[start of DATA FOR THIS EXERCISE]

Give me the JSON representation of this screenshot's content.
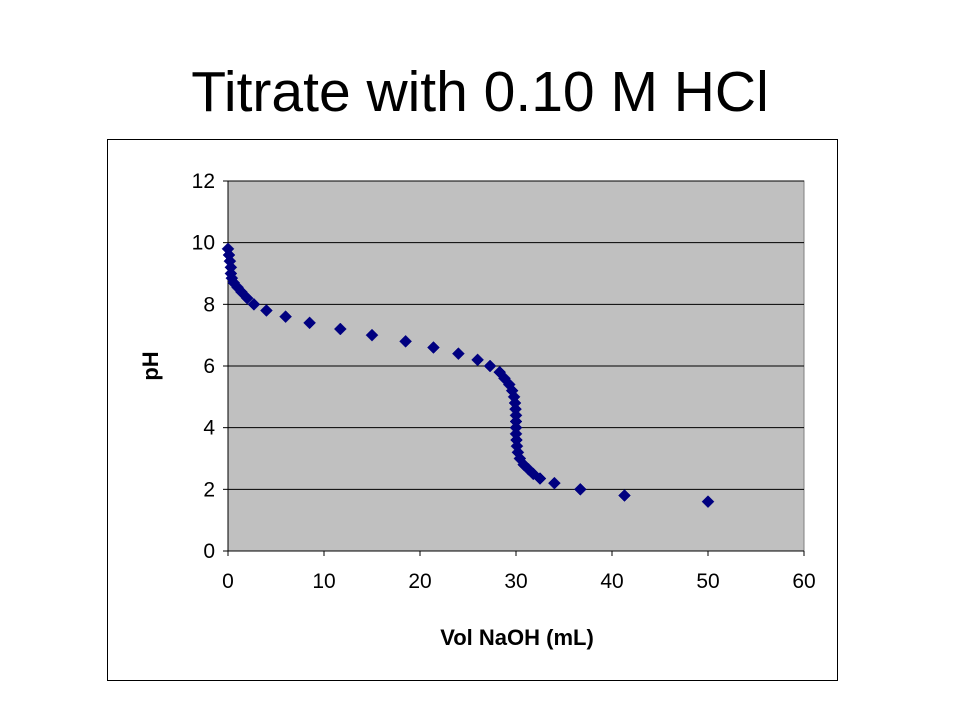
{
  "slide": {
    "title": "Titrate with 0.10 M HCl"
  },
  "colors": {
    "plot_background": "#c0c0c0",
    "marker": "#000080",
    "gridline": "#000000"
  },
  "chart_data": {
    "type": "scatter",
    "title": "",
    "xlabel": "Vol NaOH (mL)",
    "ylabel": "pH",
    "xlim": [
      0,
      60
    ],
    "ylim": [
      0,
      12
    ],
    "xticks": [
      0,
      10,
      20,
      30,
      40,
      50,
      60
    ],
    "yticks": [
      0,
      2,
      4,
      6,
      8,
      10,
      12
    ],
    "grid": "horizontal major gridlines",
    "legend": "none",
    "marker": "diamond",
    "series": [
      {
        "points": [
          [
            0.0,
            9.8
          ],
          [
            0.1,
            9.6
          ],
          [
            0.2,
            9.4
          ],
          [
            0.3,
            9.2
          ],
          [
            0.3,
            9.0
          ],
          [
            0.4,
            8.85
          ],
          [
            0.6,
            8.7
          ],
          [
            1.0,
            8.55
          ],
          [
            1.4,
            8.4
          ],
          [
            2.0,
            8.2
          ],
          [
            2.7,
            8.0
          ],
          [
            4.0,
            7.8
          ],
          [
            6.0,
            7.6
          ],
          [
            8.5,
            7.4
          ],
          [
            11.7,
            7.2
          ],
          [
            15.0,
            7.0
          ],
          [
            18.5,
            6.8
          ],
          [
            21.4,
            6.6
          ],
          [
            24.0,
            6.4
          ],
          [
            26.0,
            6.2
          ],
          [
            27.3,
            6.0
          ],
          [
            28.3,
            5.8
          ],
          [
            28.8,
            5.6
          ],
          [
            29.3,
            5.4
          ],
          [
            29.6,
            5.2
          ],
          [
            29.8,
            5.0
          ],
          [
            29.9,
            4.8
          ],
          [
            29.95,
            4.6
          ],
          [
            30.0,
            4.4
          ],
          [
            30.0,
            4.2
          ],
          [
            30.0,
            4.0
          ],
          [
            30.0,
            3.8
          ],
          [
            30.05,
            3.6
          ],
          [
            30.1,
            3.4
          ],
          [
            30.2,
            3.2
          ],
          [
            30.4,
            3.0
          ],
          [
            30.8,
            2.8
          ],
          [
            31.3,
            2.65
          ],
          [
            31.8,
            2.5
          ],
          [
            32.5,
            2.35
          ],
          [
            34.0,
            2.2
          ],
          [
            36.7,
            2.0
          ],
          [
            41.3,
            1.8
          ],
          [
            50.0,
            1.6
          ]
        ]
      }
    ]
  }
}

[end of DATA FOR THIS EXERCISE]

**THE EXERCISE:**
Pictures stay out of the copy; please restate every record above exactly.

**OUTPUT BELOW:**
Give me the JSON representation of this screenshot's content.
{
  "slide": {
    "title": "Titrate with 0.10 M HCl"
  },
  "colors": {
    "plot_background": "#c0c0c0",
    "marker": "#000080",
    "gridline": "#000000"
  },
  "chart_data": {
    "type": "scatter",
    "title": "",
    "xlabel": "Vol NaOH (mL)",
    "ylabel": "pH",
    "xlim": [
      0,
      60
    ],
    "ylim": [
      0,
      12
    ],
    "xticks": [
      0,
      10,
      20,
      30,
      40,
      50,
      60
    ],
    "yticks": [
      0,
      2,
      4,
      6,
      8,
      10,
      12
    ],
    "grid": "horizontal major gridlines",
    "legend": "none",
    "marker": "diamond",
    "series": [
      {
        "points": [
          [
            0.0,
            9.8
          ],
          [
            0.1,
            9.6
          ],
          [
            0.2,
            9.4
          ],
          [
            0.3,
            9.2
          ],
          [
            0.3,
            9.0
          ],
          [
            0.4,
            8.85
          ],
          [
            0.6,
            8.7
          ],
          [
            1.0,
            8.55
          ],
          [
            1.4,
            8.4
          ],
          [
            2.0,
            8.2
          ],
          [
            2.7,
            8.0
          ],
          [
            4.0,
            7.8
          ],
          [
            6.0,
            7.6
          ],
          [
            8.5,
            7.4
          ],
          [
            11.7,
            7.2
          ],
          [
            15.0,
            7.0
          ],
          [
            18.5,
            6.8
          ],
          [
            21.4,
            6.6
          ],
          [
            24.0,
            6.4
          ],
          [
            26.0,
            6.2
          ],
          [
            27.3,
            6.0
          ],
          [
            28.3,
            5.8
          ],
          [
            28.8,
            5.6
          ],
          [
            29.3,
            5.4
          ],
          [
            29.6,
            5.2
          ],
          [
            29.8,
            5.0
          ],
          [
            29.9,
            4.8
          ],
          [
            29.95,
            4.6
          ],
          [
            30.0,
            4.4
          ],
          [
            30.0,
            4.2
          ],
          [
            30.0,
            4.0
          ],
          [
            30.0,
            3.8
          ],
          [
            30.05,
            3.6
          ],
          [
            30.1,
            3.4
          ],
          [
            30.2,
            3.2
          ],
          [
            30.4,
            3.0
          ],
          [
            30.8,
            2.8
          ],
          [
            31.3,
            2.65
          ],
          [
            31.8,
            2.5
          ],
          [
            32.5,
            2.35
          ],
          [
            34.0,
            2.2
          ],
          [
            36.7,
            2.0
          ],
          [
            41.3,
            1.8
          ],
          [
            50.0,
            1.6
          ]
        ]
      }
    ]
  }
}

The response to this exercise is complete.